ROWS:
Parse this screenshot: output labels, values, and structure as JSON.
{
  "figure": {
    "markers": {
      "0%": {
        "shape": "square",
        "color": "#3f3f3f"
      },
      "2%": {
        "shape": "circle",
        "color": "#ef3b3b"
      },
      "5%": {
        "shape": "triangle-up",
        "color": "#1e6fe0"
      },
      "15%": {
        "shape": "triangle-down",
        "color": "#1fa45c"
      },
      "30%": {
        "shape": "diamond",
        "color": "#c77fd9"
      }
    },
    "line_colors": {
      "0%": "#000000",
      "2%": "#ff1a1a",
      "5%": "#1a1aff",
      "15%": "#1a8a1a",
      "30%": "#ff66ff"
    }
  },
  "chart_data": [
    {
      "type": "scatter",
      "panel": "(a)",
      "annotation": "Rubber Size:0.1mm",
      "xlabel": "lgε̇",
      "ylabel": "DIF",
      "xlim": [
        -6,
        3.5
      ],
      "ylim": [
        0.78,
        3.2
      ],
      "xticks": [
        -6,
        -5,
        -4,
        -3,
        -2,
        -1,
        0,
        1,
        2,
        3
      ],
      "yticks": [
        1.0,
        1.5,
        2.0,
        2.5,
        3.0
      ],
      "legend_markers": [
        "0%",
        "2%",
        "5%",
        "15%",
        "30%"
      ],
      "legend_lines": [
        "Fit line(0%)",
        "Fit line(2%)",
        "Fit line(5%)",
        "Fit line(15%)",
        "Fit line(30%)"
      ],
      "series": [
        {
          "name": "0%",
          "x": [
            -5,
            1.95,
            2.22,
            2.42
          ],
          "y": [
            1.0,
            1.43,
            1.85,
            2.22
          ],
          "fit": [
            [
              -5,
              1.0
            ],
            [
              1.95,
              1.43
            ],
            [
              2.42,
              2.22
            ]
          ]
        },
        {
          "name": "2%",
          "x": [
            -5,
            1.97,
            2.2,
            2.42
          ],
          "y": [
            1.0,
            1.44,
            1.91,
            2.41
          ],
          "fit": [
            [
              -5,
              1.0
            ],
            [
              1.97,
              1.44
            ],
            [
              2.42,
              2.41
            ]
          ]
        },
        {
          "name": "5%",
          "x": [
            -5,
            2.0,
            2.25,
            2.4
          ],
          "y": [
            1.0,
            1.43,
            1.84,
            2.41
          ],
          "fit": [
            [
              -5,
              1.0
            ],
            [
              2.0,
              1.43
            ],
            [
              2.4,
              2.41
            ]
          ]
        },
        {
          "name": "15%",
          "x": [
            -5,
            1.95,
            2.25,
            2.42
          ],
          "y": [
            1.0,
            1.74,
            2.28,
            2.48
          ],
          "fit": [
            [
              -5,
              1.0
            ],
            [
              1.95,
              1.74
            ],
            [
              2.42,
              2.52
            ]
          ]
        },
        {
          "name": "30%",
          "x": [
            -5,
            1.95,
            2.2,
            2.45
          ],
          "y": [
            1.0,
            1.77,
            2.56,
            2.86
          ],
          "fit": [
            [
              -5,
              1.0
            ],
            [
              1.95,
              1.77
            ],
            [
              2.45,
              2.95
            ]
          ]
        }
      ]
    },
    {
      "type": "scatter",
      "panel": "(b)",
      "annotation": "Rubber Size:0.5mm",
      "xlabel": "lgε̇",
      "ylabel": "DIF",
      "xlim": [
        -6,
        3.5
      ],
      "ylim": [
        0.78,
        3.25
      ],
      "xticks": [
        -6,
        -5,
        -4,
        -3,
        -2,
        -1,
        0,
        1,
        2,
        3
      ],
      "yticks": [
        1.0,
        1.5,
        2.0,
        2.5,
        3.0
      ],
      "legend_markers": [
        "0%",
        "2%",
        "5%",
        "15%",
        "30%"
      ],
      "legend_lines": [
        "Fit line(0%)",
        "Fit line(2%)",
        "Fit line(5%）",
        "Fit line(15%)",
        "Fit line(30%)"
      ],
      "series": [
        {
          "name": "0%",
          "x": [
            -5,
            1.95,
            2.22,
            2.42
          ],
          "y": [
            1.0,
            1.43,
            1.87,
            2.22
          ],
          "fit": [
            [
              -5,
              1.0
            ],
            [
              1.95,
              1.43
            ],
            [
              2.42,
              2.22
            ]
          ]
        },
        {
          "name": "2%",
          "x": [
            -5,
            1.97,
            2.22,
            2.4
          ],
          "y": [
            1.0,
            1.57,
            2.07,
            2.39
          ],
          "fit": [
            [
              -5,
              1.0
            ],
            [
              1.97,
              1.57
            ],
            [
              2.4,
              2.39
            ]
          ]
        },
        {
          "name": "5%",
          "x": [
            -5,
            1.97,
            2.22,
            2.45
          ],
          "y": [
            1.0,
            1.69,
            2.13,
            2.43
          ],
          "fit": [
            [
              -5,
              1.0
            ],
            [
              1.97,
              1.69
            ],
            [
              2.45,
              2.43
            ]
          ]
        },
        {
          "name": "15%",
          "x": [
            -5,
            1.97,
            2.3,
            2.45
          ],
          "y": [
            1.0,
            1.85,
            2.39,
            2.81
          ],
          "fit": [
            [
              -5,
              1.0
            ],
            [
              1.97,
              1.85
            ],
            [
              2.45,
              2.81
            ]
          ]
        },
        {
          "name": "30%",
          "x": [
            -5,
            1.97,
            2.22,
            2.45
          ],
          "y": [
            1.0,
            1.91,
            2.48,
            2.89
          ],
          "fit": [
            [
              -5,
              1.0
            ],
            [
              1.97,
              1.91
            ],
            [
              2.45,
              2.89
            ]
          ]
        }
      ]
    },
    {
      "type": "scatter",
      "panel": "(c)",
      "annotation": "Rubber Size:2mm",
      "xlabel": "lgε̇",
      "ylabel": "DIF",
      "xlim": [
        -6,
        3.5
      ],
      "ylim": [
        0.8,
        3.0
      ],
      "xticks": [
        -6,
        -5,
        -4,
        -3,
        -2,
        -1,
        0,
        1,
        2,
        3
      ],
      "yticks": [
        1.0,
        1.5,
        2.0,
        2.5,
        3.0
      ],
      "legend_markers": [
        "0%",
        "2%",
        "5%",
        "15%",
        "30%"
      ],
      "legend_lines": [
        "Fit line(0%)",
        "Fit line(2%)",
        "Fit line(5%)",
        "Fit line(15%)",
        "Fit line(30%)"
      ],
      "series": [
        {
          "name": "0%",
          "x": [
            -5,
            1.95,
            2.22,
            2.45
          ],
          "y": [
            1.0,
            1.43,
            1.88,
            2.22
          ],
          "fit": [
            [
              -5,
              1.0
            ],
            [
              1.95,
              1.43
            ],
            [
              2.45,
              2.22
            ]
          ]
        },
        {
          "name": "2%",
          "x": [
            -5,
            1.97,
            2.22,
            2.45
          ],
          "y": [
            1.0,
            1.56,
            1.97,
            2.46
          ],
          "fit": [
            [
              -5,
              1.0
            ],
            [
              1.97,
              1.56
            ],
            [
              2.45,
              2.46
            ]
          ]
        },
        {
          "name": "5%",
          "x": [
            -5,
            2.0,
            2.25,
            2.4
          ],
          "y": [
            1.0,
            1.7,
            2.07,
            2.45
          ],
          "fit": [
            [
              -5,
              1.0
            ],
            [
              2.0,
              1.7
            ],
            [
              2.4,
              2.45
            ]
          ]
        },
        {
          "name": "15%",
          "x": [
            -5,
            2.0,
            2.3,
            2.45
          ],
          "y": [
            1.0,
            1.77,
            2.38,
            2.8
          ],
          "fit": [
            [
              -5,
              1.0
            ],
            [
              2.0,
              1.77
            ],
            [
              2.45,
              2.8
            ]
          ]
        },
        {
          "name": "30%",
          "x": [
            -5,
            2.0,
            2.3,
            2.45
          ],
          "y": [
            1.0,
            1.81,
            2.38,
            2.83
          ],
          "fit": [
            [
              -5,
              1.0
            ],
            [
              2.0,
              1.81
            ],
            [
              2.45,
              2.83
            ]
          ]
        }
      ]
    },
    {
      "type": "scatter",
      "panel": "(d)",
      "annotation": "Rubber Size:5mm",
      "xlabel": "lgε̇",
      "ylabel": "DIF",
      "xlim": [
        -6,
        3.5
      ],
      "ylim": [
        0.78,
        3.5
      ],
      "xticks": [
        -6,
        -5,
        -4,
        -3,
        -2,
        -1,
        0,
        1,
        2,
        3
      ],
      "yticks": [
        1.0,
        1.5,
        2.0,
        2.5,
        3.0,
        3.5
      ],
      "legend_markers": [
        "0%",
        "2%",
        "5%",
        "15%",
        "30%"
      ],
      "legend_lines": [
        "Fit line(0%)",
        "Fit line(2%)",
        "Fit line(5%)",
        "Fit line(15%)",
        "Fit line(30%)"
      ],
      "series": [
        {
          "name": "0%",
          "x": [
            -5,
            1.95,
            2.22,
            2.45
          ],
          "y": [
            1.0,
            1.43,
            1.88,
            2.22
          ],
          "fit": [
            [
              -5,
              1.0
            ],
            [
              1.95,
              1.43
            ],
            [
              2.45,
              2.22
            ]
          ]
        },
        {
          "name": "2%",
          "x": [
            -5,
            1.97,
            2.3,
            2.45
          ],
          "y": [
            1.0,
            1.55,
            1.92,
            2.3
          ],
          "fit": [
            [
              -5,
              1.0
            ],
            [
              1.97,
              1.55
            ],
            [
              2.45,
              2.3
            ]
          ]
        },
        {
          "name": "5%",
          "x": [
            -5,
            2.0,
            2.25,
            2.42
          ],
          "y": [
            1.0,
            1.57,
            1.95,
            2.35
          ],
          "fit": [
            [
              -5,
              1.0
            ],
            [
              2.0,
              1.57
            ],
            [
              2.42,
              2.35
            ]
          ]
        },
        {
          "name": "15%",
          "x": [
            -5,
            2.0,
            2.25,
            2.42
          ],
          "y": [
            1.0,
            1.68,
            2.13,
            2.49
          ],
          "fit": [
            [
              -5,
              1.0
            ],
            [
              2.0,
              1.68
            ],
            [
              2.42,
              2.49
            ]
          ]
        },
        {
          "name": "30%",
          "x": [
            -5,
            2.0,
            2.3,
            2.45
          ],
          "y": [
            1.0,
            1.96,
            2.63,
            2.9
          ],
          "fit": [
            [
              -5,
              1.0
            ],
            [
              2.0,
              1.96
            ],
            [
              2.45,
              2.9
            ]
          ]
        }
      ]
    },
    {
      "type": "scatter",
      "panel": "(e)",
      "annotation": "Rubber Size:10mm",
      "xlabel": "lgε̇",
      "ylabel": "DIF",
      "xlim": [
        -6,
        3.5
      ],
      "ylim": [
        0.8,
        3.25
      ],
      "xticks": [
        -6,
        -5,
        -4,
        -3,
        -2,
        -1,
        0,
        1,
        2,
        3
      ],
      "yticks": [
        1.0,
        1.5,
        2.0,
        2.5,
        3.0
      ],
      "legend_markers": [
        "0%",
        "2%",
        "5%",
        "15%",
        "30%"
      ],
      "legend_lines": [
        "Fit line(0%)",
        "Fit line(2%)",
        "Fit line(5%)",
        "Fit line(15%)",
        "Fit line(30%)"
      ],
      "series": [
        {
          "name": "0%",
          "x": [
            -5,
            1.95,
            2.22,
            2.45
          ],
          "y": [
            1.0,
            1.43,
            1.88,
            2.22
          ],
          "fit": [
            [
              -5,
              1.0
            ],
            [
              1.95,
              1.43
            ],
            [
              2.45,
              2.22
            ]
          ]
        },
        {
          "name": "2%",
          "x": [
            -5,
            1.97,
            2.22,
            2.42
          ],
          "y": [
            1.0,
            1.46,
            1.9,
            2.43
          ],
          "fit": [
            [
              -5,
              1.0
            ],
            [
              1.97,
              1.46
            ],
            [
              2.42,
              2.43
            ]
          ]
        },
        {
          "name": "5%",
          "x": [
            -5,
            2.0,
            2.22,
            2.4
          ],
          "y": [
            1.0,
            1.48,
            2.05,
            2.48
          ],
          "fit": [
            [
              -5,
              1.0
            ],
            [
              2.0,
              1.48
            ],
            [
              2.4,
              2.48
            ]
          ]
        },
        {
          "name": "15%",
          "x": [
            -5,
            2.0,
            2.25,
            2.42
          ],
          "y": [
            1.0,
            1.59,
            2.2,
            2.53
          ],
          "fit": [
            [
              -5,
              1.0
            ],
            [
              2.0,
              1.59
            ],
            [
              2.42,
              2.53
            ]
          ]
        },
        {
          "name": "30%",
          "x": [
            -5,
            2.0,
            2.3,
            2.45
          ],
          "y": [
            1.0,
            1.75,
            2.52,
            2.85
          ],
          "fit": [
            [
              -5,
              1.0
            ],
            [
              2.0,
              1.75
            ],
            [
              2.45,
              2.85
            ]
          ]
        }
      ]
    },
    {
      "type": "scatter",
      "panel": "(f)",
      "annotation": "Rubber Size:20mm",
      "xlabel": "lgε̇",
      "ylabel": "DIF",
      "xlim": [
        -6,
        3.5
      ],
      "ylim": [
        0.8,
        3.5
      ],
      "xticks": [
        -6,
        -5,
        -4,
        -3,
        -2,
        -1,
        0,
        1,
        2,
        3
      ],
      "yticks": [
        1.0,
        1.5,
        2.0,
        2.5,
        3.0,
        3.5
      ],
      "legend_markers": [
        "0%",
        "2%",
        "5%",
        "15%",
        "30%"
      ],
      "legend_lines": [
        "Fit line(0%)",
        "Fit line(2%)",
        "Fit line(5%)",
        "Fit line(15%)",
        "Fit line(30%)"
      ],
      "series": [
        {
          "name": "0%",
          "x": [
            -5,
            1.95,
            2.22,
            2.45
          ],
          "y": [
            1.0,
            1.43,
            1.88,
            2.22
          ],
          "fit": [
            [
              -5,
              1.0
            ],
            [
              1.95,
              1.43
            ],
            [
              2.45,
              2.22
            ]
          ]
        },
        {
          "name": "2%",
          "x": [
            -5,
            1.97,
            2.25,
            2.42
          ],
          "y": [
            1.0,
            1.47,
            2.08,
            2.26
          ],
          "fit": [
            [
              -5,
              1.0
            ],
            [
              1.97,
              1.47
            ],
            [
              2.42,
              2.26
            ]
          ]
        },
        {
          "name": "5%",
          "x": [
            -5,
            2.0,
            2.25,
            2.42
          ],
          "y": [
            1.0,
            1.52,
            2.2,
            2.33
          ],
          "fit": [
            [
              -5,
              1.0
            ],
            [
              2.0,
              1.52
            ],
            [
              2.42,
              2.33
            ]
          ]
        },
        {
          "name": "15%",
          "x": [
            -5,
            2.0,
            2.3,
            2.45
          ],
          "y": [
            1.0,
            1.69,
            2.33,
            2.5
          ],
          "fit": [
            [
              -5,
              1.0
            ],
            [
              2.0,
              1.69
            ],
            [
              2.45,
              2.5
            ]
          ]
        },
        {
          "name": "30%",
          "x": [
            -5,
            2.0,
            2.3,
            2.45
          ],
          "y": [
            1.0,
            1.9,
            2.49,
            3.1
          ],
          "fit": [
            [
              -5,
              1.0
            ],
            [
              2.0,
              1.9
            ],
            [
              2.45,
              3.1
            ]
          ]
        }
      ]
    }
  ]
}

PROBLEM DESCRIPTION: Select all lines in the listing that include the word "annotation".

RESPONSE TO THIS TASK:
      "annotation": "Rubber Size:0.1mm",
      "annotation": "Rubber Size:0.5mm",
      "annotation": "Rubber Size:2mm",
      "annotation": "Rubber Size:5mm",
      "annotation": "Rubber Size:10mm",
      "annotation": "Rubber Size:20mm",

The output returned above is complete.